* **Raw data**:

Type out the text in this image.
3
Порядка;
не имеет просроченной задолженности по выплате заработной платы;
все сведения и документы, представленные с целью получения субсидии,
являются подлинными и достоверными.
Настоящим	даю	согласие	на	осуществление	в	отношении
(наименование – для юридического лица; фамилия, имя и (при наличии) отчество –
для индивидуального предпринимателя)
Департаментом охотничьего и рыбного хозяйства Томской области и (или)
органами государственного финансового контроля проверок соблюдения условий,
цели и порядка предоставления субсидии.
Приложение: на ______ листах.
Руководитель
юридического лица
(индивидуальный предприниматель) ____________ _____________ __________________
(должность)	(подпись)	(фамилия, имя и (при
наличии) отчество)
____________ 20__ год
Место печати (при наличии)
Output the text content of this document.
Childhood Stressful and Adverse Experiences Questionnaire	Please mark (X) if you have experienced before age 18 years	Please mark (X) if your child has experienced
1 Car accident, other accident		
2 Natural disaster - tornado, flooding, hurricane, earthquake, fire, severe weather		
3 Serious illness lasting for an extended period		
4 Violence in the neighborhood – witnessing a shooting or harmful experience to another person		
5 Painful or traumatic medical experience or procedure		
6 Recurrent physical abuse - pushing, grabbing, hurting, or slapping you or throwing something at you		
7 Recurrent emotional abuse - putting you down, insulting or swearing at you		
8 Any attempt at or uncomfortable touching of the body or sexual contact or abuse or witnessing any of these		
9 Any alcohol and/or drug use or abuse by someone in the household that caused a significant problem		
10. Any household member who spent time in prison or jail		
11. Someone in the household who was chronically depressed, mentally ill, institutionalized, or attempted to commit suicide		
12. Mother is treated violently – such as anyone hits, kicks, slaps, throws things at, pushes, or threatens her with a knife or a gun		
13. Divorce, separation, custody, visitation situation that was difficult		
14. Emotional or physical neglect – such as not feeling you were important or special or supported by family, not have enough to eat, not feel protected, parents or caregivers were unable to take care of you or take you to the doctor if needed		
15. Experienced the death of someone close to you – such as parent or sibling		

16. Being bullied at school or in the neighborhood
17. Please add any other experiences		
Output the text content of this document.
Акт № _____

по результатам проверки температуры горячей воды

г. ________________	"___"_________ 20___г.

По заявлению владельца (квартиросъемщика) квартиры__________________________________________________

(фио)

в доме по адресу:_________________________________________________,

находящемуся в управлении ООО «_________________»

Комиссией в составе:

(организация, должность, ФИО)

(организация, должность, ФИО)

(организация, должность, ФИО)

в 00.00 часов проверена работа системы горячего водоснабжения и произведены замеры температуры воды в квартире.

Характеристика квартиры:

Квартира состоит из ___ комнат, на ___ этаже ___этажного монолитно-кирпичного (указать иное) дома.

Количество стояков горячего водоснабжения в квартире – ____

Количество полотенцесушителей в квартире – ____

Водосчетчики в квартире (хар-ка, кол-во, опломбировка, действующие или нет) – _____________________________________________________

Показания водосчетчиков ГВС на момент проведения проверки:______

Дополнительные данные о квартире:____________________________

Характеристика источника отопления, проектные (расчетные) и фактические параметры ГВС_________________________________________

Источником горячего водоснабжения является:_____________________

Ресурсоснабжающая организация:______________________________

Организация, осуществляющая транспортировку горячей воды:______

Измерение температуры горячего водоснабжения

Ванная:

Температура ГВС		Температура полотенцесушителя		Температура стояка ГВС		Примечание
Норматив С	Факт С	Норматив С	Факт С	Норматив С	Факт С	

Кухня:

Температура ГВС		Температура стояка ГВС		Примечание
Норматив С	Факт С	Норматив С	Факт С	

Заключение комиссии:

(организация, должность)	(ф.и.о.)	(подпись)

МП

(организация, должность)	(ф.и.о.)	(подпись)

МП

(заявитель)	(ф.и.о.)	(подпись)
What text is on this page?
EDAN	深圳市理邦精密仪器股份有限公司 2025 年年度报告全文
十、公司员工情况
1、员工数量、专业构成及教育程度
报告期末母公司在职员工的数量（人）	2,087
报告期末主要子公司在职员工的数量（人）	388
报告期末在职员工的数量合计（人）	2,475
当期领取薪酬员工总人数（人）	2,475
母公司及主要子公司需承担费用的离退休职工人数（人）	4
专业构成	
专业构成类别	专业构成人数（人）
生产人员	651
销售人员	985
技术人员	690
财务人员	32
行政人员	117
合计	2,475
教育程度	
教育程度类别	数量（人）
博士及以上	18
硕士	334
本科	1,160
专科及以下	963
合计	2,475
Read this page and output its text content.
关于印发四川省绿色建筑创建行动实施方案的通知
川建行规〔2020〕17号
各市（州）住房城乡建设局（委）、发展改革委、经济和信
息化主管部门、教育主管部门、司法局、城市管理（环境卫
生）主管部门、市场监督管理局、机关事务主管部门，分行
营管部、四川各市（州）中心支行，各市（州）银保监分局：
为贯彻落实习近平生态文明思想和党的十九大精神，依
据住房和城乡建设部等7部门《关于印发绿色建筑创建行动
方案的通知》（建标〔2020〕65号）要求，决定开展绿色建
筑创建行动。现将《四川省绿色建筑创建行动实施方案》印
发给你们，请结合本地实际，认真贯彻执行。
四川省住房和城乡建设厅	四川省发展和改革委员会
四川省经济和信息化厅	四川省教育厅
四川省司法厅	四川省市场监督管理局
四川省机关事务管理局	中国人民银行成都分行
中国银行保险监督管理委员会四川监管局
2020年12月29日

* **Required task**:
Copy out each line in the listing that has the word "such".

* **Answer for the task**:
12. Mother is treated violently – such as anyone hits, kicks, slaps, throws things at, pushes, or threatens her with a knife or a gun		
14. Emotional or physical neglect – such as not feeling you were important or special or supported by family, not have enough to eat, not feel protected, parents or caregivers were unable to take care of you or take you to the doctor if needed		
15. Experienced the death of someone close to you – such as parent or sibling		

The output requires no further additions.